Task to carry out: Write out the whole listing, matching it exactly.

Data excerpts:
◆ ◆ ◆
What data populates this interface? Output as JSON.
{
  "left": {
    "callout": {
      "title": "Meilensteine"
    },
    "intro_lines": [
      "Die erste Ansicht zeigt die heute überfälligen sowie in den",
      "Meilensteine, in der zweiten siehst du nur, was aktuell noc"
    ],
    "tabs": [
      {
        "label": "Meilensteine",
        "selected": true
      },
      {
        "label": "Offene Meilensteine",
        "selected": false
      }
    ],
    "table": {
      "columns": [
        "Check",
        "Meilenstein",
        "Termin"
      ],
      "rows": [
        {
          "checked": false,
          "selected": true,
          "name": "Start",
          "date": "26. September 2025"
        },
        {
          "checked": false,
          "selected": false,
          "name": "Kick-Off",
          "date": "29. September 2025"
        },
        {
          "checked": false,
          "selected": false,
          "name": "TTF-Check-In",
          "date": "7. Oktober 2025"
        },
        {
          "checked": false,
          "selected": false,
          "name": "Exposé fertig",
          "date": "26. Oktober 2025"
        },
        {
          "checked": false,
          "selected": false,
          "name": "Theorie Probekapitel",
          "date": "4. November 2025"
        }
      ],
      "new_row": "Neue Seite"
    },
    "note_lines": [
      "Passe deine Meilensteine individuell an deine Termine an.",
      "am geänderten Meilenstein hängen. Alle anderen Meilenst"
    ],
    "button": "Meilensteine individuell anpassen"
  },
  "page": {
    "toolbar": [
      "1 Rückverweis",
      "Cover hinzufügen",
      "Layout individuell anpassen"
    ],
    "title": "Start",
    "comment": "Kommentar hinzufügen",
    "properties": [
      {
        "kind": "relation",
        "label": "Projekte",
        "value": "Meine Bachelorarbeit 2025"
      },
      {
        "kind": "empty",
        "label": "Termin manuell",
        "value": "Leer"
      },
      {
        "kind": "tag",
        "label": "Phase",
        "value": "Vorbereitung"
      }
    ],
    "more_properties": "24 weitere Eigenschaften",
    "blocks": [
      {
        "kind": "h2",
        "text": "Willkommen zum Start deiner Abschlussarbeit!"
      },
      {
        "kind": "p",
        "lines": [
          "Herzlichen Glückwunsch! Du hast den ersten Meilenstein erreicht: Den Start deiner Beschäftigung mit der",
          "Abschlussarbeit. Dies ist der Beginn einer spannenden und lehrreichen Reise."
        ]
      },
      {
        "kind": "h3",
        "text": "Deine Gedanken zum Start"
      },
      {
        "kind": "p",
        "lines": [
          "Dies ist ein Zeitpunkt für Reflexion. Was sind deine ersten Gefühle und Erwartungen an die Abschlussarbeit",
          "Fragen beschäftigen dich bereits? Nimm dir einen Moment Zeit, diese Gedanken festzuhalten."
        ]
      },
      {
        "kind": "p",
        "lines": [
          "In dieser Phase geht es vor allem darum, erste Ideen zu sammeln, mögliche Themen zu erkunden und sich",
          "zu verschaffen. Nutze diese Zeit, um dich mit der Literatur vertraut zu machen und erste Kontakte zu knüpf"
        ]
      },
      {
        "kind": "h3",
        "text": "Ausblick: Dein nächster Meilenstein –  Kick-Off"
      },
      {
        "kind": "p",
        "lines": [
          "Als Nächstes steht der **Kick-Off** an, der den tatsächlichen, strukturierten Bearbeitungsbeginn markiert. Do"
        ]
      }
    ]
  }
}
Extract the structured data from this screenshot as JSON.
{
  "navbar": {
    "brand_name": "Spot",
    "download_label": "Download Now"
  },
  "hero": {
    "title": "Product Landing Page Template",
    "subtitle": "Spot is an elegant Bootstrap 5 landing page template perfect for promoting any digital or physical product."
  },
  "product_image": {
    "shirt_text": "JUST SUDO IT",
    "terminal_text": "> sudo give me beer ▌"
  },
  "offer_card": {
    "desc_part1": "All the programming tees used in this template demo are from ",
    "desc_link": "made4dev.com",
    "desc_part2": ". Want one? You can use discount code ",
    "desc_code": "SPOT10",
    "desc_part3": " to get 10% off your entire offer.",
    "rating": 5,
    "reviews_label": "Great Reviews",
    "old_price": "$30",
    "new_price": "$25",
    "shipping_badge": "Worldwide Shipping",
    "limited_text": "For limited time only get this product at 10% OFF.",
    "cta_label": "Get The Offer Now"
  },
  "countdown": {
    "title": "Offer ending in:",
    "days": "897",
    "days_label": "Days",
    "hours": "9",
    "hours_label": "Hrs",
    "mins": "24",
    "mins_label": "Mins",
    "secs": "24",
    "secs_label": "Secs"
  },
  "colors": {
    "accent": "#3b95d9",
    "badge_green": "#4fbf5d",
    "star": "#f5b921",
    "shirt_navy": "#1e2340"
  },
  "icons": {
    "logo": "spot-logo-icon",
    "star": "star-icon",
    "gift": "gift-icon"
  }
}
◆ ◆ ◆
Result:
What data populates this interface? Output as JSON.
{
  "left": {
    "callout": {
      "title": "Meilensteine"
    },
    "intro_lines": [
      "Die erste Ansicht zeigt die heute überfälligen sowie in den",
      "Meilensteine, in der zweiten siehst du nur, was aktuell noc"
    ],
    "tabs": [
      {
        "label": "Meilensteine",
        "selected": true
      },
      {
        "label": "Offene Meilensteine",
        "selected": false
      }
    ],
    "table": {
      "columns": [
        "Check",
        "Meilenstein",
        "Termin"
      ],
      "rows": [
        {
          "checked": false,
          "selected": true,
          "name": "Start",
          "date": "26. September 2025"
        },
        {
          "checked": false,
          "selected": false,
          "name": "Kick-Off",
          "date": "29. September 2025"
        },
        {
          "checked": false,
          "selected": false,
          "name": "TTF-Check-In",
          "date": "7. Oktober 2025"
        },
        {
          "checked": false,
          "selected": false,
          "name": "Exposé fertig",
          "date": "26. Oktober 2025"
        },
        {
          "checked": false,
          "selected": false,
          "name": "Theorie Probekapitel",
          "date": "4. November 2025"
        }
      ],
      "new_row": "Neue Seite"
    },
    "note_lines": [
      "Passe deine Meilensteine individuell an deine Termine an.",
      "am geänderten Meilenstein hängen. Alle anderen Meilenst"
    ],
    "button": "Meilensteine individuell anpassen"
  },
  "page": {
    "toolbar": [
      "1 Rückverweis",
      "Cover hinzufügen",
      "Layout individuell anpassen"
    ],
    "title": "Start",
    "comment": "Kommentar hinzufügen",
    "properties": [
      {
        "kind": "relation",
        "label": "Projekte",
        "value": "Meine Bachelorarbeit 2025"
      },
      {
        "kind": "empty",
        "label": "Termin manuell",
        "value": "Leer"
      },
      {
        "kind": "tag",
        "label": "Phase",
        "value": "Vorbereitung"
      }
    ],
    "more_properties": "24 weitere Eigenschaften",
    "blocks": [
      {
        "kind": "h2",
        "text": "Willkommen zum Start deiner Abschlussarbeit!"
      },
      {
        "kind": "p",
        "lines": [
          "Herzlichen Glückwunsch! Du hast den ersten Meilenstein erreicht: Den Start deiner Beschäftigung mit der",
          "Abschlussarbeit. Dies ist der Beginn einer spannenden und lehrreichen Reise."
        ]
      },
      {
        "kind": "h3",
        "text": "Deine Gedanken zum Start"
      },
      {
        "kind": "p",
        "lines": [
          "Dies ist ein Zeitpunkt für Reflexion. Was sind deine ersten Gefühle und Erwartungen an die Abschlussarbeit",
          "Fragen beschäftigen dich bereits? Nimm dir einen Moment Zeit, diese Gedanken festzuhalten."
        ]
      },
      {
        "kind": "p",
        "lines": [
          "In dieser Phase geht es vor allem darum, erste Ideen zu sammeln, mögliche Themen zu erkunden und sich",
          "zu verschaffen. Nutze diese Zeit, um dich mit der Literatur vertraut zu machen und erste Kontakte zu knüpf"
        ]
      },
      {
        "kind": "h3",
        "text": "Ausblick: Dein nächster Meilenstein –  Kick-Off"
      },
      {
        "kind": "p",
        "lines": [
          "Als Nächstes steht der **Kick-Off** an, der den tatsächlichen, strukturierten Bearbeitungsbeginn markiert. Do"
        ]
      }
    ]
  }
}
Extract the structured data from this screenshot as JSON.
{
  "navbar": {
    "brand_name": "Spot",
    "download_label": "Download Now"
  },
  "hero": {
    "title": "Product Landing Page Template",
    "subtitle": "Spot is an elegant Bootstrap 5 landing page template perfect for promoting any digital or physical product."
  },
  "product_image": {
    "shirt_text": "JUST SUDO IT",
    "terminal_text": "> sudo give me beer ▌"
  },
  "offer_card": {
    "desc_part1": "All the programming tees used in this template demo are from ",
    "desc_link": "made4dev.com",
    "desc_part2": ". Want one? You can use discount code ",
    "desc_code": "SPOT10",
    "desc_part3": " to get 10% off your entire offer.",
    "rating": 5,
    "reviews_label": "Great Reviews",
    "old_price": "$30",
    "new_price": "$25",
    "shipping_badge": "Worldwide Shipping",
    "limited_text": "For limited time only get this product at 10% OFF.",
    "cta_label": "Get The Offer Now"
  },
  "countdown": {
    "title": "Offer ending in:",
    "days": "897",
    "days_label": "Days",
    "hours": "9",
    "hours_label": "Hrs",
    "mins": "24",
    "mins_label": "Mins",
    "secs": "24",
    "secs_label": "Secs"
  },
  "colors": {
    "accent": "#3b95d9",
    "badge_green": "#4fbf5d",
    "star": "#f5b921",
    "shirt_navy": "#1e2340"
  },
  "icons": {
    "logo": "spot-logo-icon",
    "star": "star-icon",
    "gift": "gift-icon"
  }
}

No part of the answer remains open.